Restate, word for word, every line of the data.

○ ○ ○ ○ ○ ○ ○

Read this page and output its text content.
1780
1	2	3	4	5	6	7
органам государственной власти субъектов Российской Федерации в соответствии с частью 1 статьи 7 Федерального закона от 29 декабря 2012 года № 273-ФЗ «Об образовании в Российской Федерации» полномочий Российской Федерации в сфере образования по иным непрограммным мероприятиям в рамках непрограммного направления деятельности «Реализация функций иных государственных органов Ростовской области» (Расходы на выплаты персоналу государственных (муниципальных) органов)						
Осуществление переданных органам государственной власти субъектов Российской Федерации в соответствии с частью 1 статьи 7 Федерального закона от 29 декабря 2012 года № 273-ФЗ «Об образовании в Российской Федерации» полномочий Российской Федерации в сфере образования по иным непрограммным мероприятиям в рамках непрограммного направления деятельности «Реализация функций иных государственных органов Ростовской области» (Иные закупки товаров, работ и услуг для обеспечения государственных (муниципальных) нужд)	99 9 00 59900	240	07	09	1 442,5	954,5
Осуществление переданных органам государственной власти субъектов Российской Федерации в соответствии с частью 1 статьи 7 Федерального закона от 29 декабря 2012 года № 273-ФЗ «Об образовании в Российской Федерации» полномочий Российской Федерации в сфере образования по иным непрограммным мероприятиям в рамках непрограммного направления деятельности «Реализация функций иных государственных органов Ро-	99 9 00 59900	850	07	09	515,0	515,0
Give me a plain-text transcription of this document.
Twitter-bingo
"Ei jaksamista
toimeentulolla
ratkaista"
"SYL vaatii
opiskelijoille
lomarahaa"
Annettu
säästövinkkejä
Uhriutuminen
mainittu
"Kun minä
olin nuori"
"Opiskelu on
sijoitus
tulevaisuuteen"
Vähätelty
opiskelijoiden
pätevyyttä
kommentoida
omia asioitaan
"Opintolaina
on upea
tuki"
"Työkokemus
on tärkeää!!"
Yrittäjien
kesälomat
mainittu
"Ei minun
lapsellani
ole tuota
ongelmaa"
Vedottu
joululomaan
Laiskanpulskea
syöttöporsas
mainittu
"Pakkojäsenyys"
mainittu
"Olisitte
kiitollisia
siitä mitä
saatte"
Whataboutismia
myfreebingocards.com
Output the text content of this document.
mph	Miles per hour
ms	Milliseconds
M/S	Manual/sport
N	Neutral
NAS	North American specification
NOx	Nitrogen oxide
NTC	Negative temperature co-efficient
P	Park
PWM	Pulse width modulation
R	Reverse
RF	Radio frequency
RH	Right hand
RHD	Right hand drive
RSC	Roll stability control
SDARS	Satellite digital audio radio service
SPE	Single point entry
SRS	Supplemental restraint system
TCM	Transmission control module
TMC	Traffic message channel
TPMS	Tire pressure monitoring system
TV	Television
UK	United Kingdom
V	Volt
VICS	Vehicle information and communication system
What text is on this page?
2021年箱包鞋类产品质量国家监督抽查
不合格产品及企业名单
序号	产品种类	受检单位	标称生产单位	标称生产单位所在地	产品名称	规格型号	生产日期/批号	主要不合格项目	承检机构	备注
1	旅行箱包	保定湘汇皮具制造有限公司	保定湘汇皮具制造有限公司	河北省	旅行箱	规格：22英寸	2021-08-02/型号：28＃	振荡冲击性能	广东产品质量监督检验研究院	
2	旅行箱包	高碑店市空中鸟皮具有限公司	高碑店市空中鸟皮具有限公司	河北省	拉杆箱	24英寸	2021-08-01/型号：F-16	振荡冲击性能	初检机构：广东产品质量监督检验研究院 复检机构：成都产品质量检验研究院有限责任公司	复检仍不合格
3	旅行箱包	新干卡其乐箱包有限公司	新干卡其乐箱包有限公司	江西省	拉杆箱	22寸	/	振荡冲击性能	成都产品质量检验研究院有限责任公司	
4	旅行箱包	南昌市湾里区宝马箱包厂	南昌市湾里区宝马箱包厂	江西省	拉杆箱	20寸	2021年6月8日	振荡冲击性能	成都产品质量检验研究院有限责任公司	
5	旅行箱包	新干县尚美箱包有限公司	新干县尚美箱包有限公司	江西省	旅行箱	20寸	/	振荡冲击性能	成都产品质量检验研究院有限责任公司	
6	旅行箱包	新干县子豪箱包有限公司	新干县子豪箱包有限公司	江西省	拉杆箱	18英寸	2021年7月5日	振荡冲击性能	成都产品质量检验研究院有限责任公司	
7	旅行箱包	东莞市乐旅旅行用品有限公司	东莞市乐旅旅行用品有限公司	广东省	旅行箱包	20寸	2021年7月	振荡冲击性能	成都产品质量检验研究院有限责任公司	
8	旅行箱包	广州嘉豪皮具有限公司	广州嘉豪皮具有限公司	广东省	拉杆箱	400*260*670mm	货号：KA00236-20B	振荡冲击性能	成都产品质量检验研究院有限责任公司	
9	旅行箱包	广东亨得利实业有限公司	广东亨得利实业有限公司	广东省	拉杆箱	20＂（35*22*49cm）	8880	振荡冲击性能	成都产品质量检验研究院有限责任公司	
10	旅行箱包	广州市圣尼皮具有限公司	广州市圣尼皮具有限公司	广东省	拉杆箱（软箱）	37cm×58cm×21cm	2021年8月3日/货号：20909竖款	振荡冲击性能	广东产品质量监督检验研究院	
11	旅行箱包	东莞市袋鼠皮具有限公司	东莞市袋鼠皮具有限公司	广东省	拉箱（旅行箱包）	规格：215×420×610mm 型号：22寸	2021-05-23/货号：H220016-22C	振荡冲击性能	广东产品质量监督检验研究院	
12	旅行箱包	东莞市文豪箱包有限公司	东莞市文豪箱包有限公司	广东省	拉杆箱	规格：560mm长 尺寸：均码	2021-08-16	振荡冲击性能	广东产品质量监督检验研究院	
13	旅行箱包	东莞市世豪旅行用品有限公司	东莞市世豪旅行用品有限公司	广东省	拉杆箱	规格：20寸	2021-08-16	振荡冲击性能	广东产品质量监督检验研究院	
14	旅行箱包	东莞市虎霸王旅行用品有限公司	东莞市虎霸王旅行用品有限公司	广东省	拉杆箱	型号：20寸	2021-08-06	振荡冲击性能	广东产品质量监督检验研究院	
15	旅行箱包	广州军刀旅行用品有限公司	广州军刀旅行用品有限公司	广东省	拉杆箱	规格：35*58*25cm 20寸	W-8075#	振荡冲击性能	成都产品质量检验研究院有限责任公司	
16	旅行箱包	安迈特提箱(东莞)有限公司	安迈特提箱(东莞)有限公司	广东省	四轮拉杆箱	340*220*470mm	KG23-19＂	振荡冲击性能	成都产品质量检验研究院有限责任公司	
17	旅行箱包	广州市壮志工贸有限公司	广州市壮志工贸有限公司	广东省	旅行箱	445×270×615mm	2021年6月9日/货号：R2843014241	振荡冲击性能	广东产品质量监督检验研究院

○ ○ ○ ○ ○ ○ ○

## [RESULT]
Read this page and output its text content.
1780
1	2	3	4	5	6	7
органам государственной власти субъектов Российской Федерации в соответствии с частью 1 статьи 7 Федерального закона от 29 декабря 2012 года № 273-ФЗ «Об образовании в Российской Федерации» полномочий Российской Федерации в сфере образования по иным непрограммным мероприятиям в рамках непрограммного направления деятельности «Реализация функций иных государственных органов Ростовской области» (Расходы на выплаты персоналу государственных (муниципальных) органов)						
Осуществление переданных органам государственной власти субъектов Российской Федерации в соответствии с частью 1 статьи 7 Федерального закона от 29 декабря 2012 года № 273-ФЗ «Об образовании в Российской Федерации» полномочий Российской Федерации в сфере образования по иным непрограммным мероприятиям в рамках непрограммного направления деятельности «Реализация функций иных государственных органов Ростовской области» (Иные закупки товаров, работ и услуг для обеспечения государственных (муниципальных) нужд)	99 9 00 59900	240	07	09	1 442,5	954,5
Осуществление переданных органам государственной власти субъектов Российской Федерации в соответствии с частью 1 статьи 7 Федерального закона от 29 декабря 2012 года № 273-ФЗ «Об образовании в Российской Федерации» полномочий Российской Федерации в сфере образования по иным непрограммным мероприятиям в рамках непрограммного направления деятельности «Реализация функций иных государственных органов Ро-	99 9 00 59900	850	07	09	515,0	515,0
Give me a plain-text transcription of this document.
Twitter-bingo
"Ei jaksamista
toimeentulolla
ratkaista"
"SYL vaatii
opiskelijoille
lomarahaa"
Annettu
säästövinkkejä
Uhriutuminen
mainittu
"Kun minä
olin nuori"
"Opiskelu on
sijoitus
tulevaisuuteen"
Vähätelty
opiskelijoiden
pätevyyttä
kommentoida
omia asioitaan
"Opintolaina
on upea
tuki"
"Työkokemus
on tärkeää!!"
Yrittäjien
kesälomat
mainittu
"Ei minun
lapsellani
ole tuota
ongelmaa"
Vedottu
joululomaan
Laiskanpulskea
syöttöporsas
mainittu
"Pakkojäsenyys"
mainittu
"Olisitte
kiitollisia
siitä mitä
saatte"
Whataboutismia
myfreebingocards.com
Output the text content of this document.
mph	Miles per hour
ms	Milliseconds
M/S	Manual/sport
N	Neutral
NAS	North American specification
NOx	Nitrogen oxide
NTC	Negative temperature co-efficient
P	Park
PWM	Pulse width modulation
R	Reverse
RF	Radio frequency
RH	Right hand
RHD	Right hand drive
RSC	Roll stability control
SDARS	Satellite digital audio radio service
SPE	Single point entry
SRS	Supplemental restraint system
TCM	Transmission control module
TMC	Traffic message channel
TPMS	Tire pressure monitoring system
TV	Television
UK	United Kingdom
V	Volt
VICS	Vehicle information and communication system
What text is on this page?
2021年箱包鞋类产品质量国家监督抽查
不合格产品及企业名单
序号	产品种类	受检单位	标称生产单位	标称生产单位所在地	产品名称	规格型号	生产日期/批号	主要不合格项目	承检机构	备注
1	旅行箱包	保定湘汇皮具制造有限公司	保定湘汇皮具制造有限公司	河北省	旅行箱	规格：22英寸	2021-08-02/型号：28＃	振荡冲击性能	广东产品质量监督检验研究院	
2	旅行箱包	高碑店市空中鸟皮具有限公司	高碑店市空中鸟皮具有限公司	河北省	拉杆箱	24英寸	2021-08-01/型号：F-16	振荡冲击性能	初检机构：广东产品质量监督检验研究院 复检机构：成都产品质量检验研究院有限责任公司	复检仍不合格
3	旅行箱包	新干卡其乐箱包有限公司	新干卡其乐箱包有限公司	江西省	拉杆箱	22寸	/	振荡冲击性能	成都产品质量检验研究院有限责任公司	
4	旅行箱包	南昌市湾里区宝马箱包厂	南昌市湾里区宝马箱包厂	江西省	拉杆箱	20寸	2021年6月8日	振荡冲击性能	成都产品质量检验研究院有限责任公司	
5	旅行箱包	新干县尚美箱包有限公司	新干县尚美箱包有限公司	江西省	旅行箱	20寸	/	振荡冲击性能	成都产品质量检验研究院有限责任公司	
6	旅行箱包	新干县子豪箱包有限公司	新干县子豪箱包有限公司	江西省	拉杆箱	18英寸	2021年7月5日	振荡冲击性能	成都产品质量检验研究院有限责任公司	
7	旅行箱包	东莞市乐旅旅行用品有限公司	东莞市乐旅旅行用品有限公司	广东省	旅行箱包	20寸	2021年7月	振荡冲击性能	成都产品质量检验研究院有限责任公司	
8	旅行箱包	广州嘉豪皮具有限公司	广州嘉豪皮具有限公司	广东省	拉杆箱	400*260*670mm	货号：KA00236-20B	振荡冲击性能	成都产品质量检验研究院有限责任公司	
9	旅行箱包	广东亨得利实业有限公司	广东亨得利实业有限公司	广东省	拉杆箱	20＂（35*22*49cm）	8880	振荡冲击性能	成都产品质量检验研究院有限责任公司	
10	旅行箱包	广州市圣尼皮具有限公司	广州市圣尼皮具有限公司	广东省	拉杆箱（软箱）	37cm×58cm×21cm	2021年8月3日/货号：20909竖款	振荡冲击性能	广东产品质量监督检验研究院	
11	旅行箱包	东莞市袋鼠皮具有限公司	东莞市袋鼠皮具有限公司	广东省	拉箱（旅行箱包）	规格：215×420×610mm 型号：22寸	2021-05-23/货号：H220016-22C	振荡冲击性能	广东产品质量监督检验研究院	
12	旅行箱包	东莞市文豪箱包有限公司	东莞市文豪箱包有限公司	广东省	拉杆箱	规格：560mm长 尺寸：均码	2021-08-16	振荡冲击性能	广东产品质量监督检验研究院	
13	旅行箱包	东莞市世豪旅行用品有限公司	东莞市世豪旅行用品有限公司	广东省	拉杆箱	规格：20寸	2021-08-16	振荡冲击性能	广东产品质量监督检验研究院	
14	旅行箱包	东莞市虎霸王旅行用品有限公司	东莞市虎霸王旅行用品有限公司	广东省	拉杆箱	型号：20寸	2021-08-06	振荡冲击性能	广东产品质量监督检验研究院	
15	旅行箱包	广州军刀旅行用品有限公司	广州军刀旅行用品有限公司	广东省	拉杆箱	规格：35*58*25cm 20寸	W-8075#	振荡冲击性能	成都产品质量检验研究院有限责任公司	
16	旅行箱包	安迈特提箱(东莞)有限公司	安迈特提箱(东莞)有限公司	广东省	四轮拉杆箱	340*220*470mm	KG23-19＂	振荡冲击性能	成都产品质量检验研究院有限责任公司	
17	旅行箱包	广州市壮志工贸有限公司	广州市壮志工贸有限公司	广东省	旅行箱	445×270×615mm	2021年6月9日/货号：R2843014241	振荡冲击性能	广东产品质量监督检验研究院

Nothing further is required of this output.